— Start Recorded data —

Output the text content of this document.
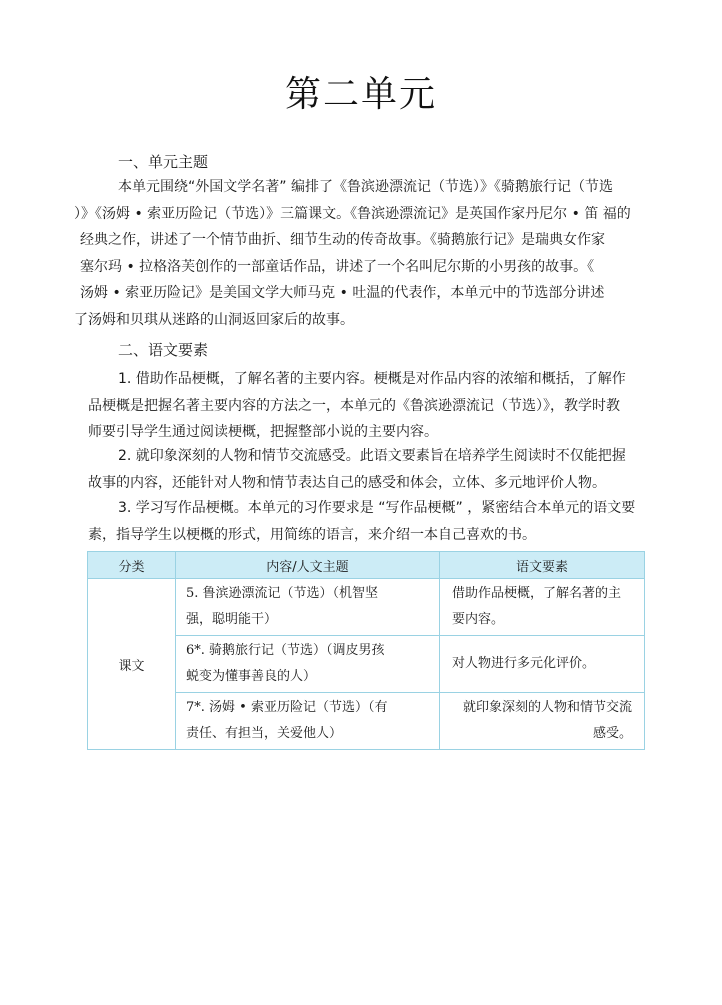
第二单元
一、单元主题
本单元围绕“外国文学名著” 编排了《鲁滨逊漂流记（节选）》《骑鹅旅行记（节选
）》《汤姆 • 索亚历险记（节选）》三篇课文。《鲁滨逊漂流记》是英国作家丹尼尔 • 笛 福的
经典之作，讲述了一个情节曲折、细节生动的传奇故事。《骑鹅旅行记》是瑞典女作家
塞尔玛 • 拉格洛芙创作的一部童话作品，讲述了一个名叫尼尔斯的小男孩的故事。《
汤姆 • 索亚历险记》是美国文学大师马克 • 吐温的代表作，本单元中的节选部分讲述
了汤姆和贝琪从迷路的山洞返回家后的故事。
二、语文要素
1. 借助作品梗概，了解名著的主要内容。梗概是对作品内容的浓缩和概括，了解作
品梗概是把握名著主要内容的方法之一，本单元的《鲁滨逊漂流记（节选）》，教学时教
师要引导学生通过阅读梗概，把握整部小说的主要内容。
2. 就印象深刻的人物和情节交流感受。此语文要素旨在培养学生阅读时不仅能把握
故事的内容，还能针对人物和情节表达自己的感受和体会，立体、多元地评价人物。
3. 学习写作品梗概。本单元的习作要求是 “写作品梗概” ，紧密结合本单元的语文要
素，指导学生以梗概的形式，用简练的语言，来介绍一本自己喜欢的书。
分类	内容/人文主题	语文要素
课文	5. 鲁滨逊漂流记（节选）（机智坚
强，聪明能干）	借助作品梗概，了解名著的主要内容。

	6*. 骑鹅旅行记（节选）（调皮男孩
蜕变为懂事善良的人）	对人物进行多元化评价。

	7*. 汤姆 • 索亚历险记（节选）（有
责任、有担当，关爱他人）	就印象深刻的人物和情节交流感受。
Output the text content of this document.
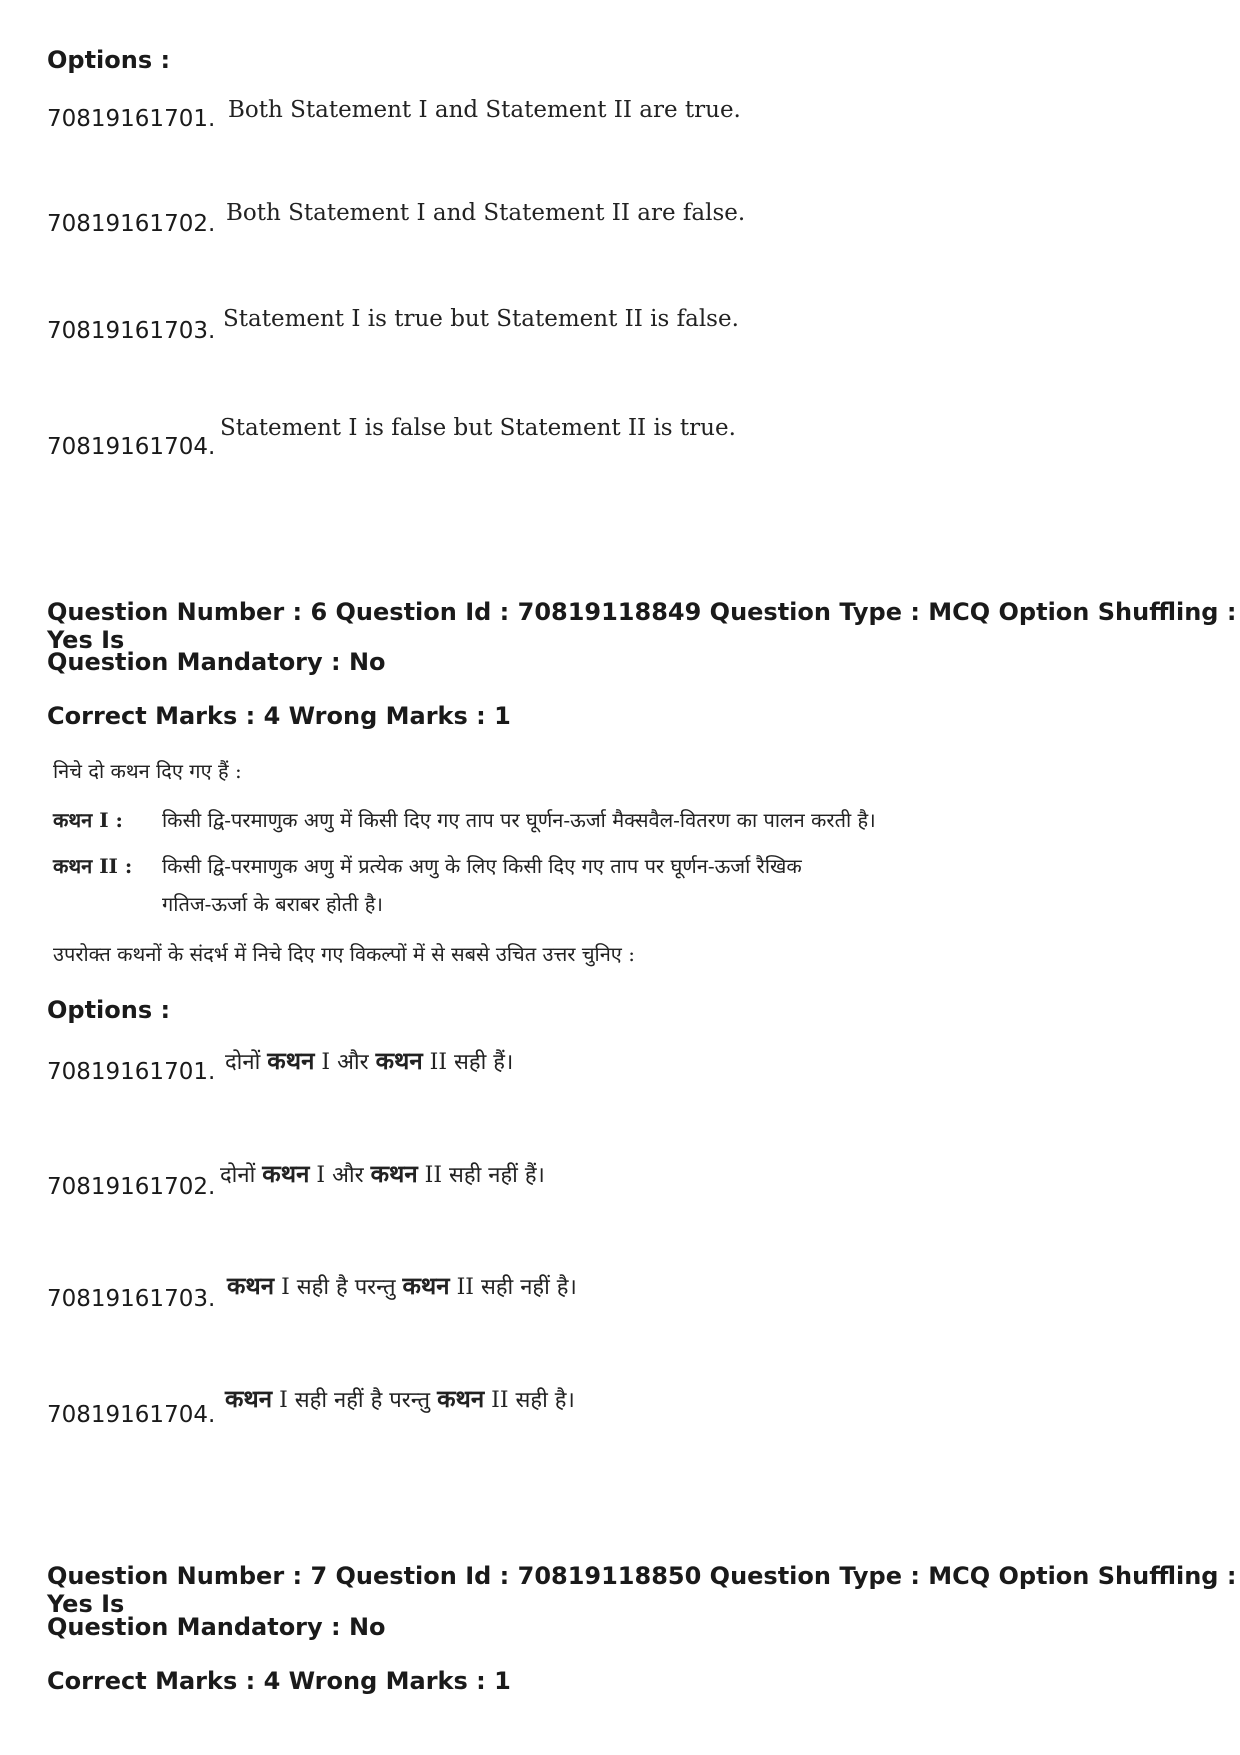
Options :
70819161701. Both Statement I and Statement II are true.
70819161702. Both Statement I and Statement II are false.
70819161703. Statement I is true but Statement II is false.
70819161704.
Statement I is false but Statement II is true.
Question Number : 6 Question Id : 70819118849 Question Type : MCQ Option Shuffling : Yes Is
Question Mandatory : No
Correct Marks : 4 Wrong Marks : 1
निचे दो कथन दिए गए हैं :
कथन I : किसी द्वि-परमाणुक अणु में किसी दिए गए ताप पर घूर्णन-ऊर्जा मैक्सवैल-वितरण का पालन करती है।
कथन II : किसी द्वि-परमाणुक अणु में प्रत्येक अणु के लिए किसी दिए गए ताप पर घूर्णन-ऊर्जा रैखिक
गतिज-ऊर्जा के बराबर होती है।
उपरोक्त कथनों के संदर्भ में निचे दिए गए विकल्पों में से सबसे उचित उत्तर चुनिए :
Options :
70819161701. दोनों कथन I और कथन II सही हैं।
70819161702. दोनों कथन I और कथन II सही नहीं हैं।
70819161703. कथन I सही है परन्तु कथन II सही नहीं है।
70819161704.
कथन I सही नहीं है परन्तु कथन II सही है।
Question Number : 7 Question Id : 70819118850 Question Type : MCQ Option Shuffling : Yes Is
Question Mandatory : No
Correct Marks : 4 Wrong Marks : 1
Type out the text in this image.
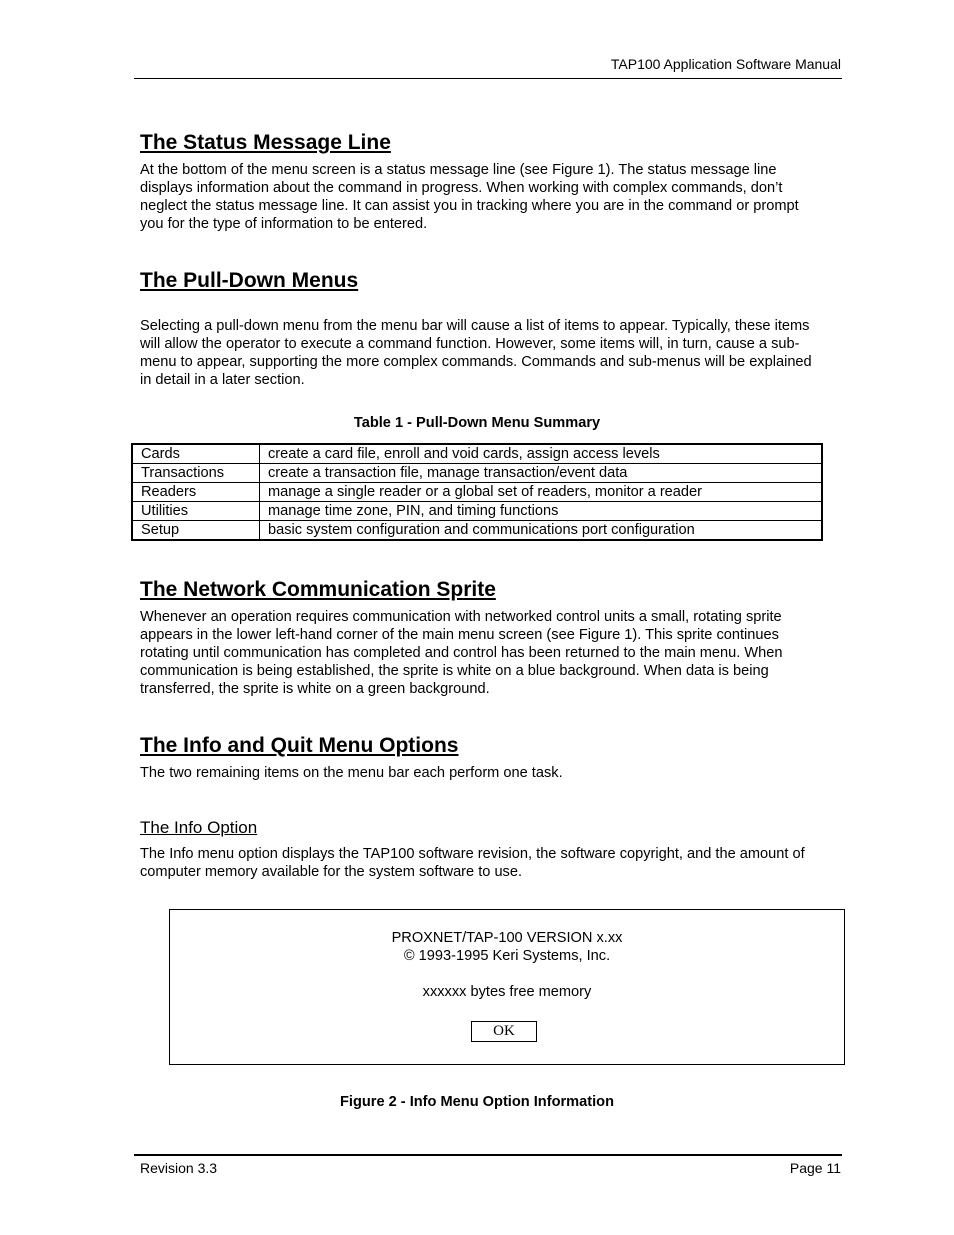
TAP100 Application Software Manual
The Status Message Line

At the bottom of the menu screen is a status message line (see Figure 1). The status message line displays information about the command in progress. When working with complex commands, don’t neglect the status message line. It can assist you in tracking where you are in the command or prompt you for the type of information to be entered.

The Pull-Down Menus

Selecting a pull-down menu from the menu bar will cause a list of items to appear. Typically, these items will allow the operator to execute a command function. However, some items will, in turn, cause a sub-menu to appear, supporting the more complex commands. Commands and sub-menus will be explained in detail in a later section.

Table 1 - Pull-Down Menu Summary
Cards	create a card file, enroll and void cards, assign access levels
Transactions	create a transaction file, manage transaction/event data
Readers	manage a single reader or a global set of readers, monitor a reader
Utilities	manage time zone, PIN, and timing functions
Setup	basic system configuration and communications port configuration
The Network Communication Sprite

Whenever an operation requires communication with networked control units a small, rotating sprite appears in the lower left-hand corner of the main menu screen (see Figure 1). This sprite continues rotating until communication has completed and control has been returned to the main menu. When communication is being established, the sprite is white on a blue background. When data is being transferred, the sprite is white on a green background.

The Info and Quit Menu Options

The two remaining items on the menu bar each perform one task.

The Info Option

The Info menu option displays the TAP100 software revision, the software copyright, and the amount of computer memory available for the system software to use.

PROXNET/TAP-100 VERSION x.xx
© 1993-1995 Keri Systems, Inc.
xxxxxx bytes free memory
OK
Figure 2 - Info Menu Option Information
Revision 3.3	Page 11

— End Recorded data —

→ Aim
Can the entries above be repeated exactly, without their pictures?

→ Response to this task
Output the text content of this document.
第二单元
一、单元主题
本单元围绕“外国文学名著” 编排了《鲁滨逊漂流记（节选）》《骑鹅旅行记（节选
）》《汤姆 • 索亚历险记（节选）》三篇课文。《鲁滨逊漂流记》是英国作家丹尼尔 • 笛 福的
经典之作，讲述了一个情节曲折、细节生动的传奇故事。《骑鹅旅行记》是瑞典女作家
塞尔玛 • 拉格洛芙创作的一部童话作品，讲述了一个名叫尼尔斯的小男孩的故事。《
汤姆 • 索亚历险记》是美国文学大师马克 • 吐温的代表作，本单元中的节选部分讲述
了汤姆和贝琪从迷路的山洞返回家后的故事。
二、语文要素
1. 借助作品梗概，了解名著的主要内容。梗概是对作品内容的浓缩和概括，了解作
品梗概是把握名著主要内容的方法之一，本单元的《鲁滨逊漂流记（节选）》，教学时教
师要引导学生通过阅读梗概，把握整部小说的主要内容。
2. 就印象深刻的人物和情节交流感受。此语文要素旨在培养学生阅读时不仅能把握
故事的内容，还能针对人物和情节表达自己的感受和体会，立体、多元地评价人物。
3. 学习写作品梗概。本单元的习作要求是 “写作品梗概” ，紧密结合本单元的语文要
素，指导学生以梗概的形式，用简练的语言，来介绍一本自己喜欢的书。
分类	内容/人文主题	语文要素
课文	5. 鲁滨逊漂流记（节选）（机智坚
强，聪明能干）	借助作品梗概，了解名著的主要内容。

	6*. 骑鹅旅行记（节选）（调皮男孩
蜕变为懂事善良的人）	对人物进行多元化评价。

	7*. 汤姆 • 索亚历险记（节选）（有
责任、有担当，关爱他人）	就印象深刻的人物和情节交流感受。
Output the text content of this document.
Options :
70819161701. Both Statement I and Statement II are true.
70819161702. Both Statement I and Statement II are false.
70819161703. Statement I is true but Statement II is false.
70819161704.
Statement I is false but Statement II is true.
Question Number : 6 Question Id : 70819118849 Question Type : MCQ Option Shuffling : Yes Is
Question Mandatory : No
Correct Marks : 4 Wrong Marks : 1
निचे दो कथन दिए गए हैं :
कथन I : किसी द्वि-परमाणुक अणु में किसी दिए गए ताप पर घूर्णन-ऊर्जा मैक्सवैल-वितरण का पालन करती है।
कथन II : किसी द्वि-परमाणुक अणु में प्रत्येक अणु के लिए किसी दिए गए ताप पर घूर्णन-ऊर्जा रैखिक
गतिज-ऊर्जा के बराबर होती है।
उपरोक्त कथनों के संदर्भ में निचे दिए गए विकल्पों में से सबसे उचित उत्तर चुनिए :
Options :
70819161701. दोनों कथन I और कथन II सही हैं।
70819161702. दोनों कथन I और कथन II सही नहीं हैं।
70819161703. कथन I सही है परन्तु कथन II सही नहीं है।
70819161704.
कथन I सही नहीं है परन्तु कथन II सही है।
Question Number : 7 Question Id : 70819118850 Question Type : MCQ Option Shuffling : Yes Is
Question Mandatory : No
Correct Marks : 4 Wrong Marks : 1
Type out the text in this image.
TAP100 Application Software Manual
The Status Message Line

At the bottom of the menu screen is a status message line (see Figure 1). The status message line displays information about the command in progress. When working with complex commands, don’t neglect the status message line. It can assist you in tracking where you are in the command or prompt you for the type of information to be entered.

The Pull-Down Menus

Selecting a pull-down menu from the menu bar will cause a list of items to appear. Typically, these items will allow the operator to execute a command function. However, some items will, in turn, cause a sub-menu to appear, supporting the more complex commands. Commands and sub-menus will be explained in detail in a later section.

Table 1 - Pull-Down Menu Summary
Cards	create a card file, enroll and void cards, assign access levels
Transactions	create a transaction file, manage transaction/event data
Readers	manage a single reader or a global set of readers, monitor a reader
Utilities	manage time zone, PIN, and timing functions
Setup	basic system configuration and communications port configuration
The Network Communication Sprite

Whenever an operation requires communication with networked control units a small, rotating sprite appears in the lower left-hand corner of the main menu screen (see Figure 1). This sprite continues rotating until communication has completed and control has been returned to the main menu. When communication is being established, the sprite is white on a blue background. When data is being transferred, the sprite is white on a green background.

The Info and Quit Menu Options

The two remaining items on the menu bar each perform one task.

The Info Option

The Info menu option displays the TAP100 software revision, the software copyright, and the amount of computer memory available for the system software to use.

PROXNET/TAP-100 VERSION x.xx
© 1993-1995 Keri Systems, Inc.
xxxxxx bytes free memory
OK
Figure 2 - Info Menu Option Information
Revision 3.3	Page 11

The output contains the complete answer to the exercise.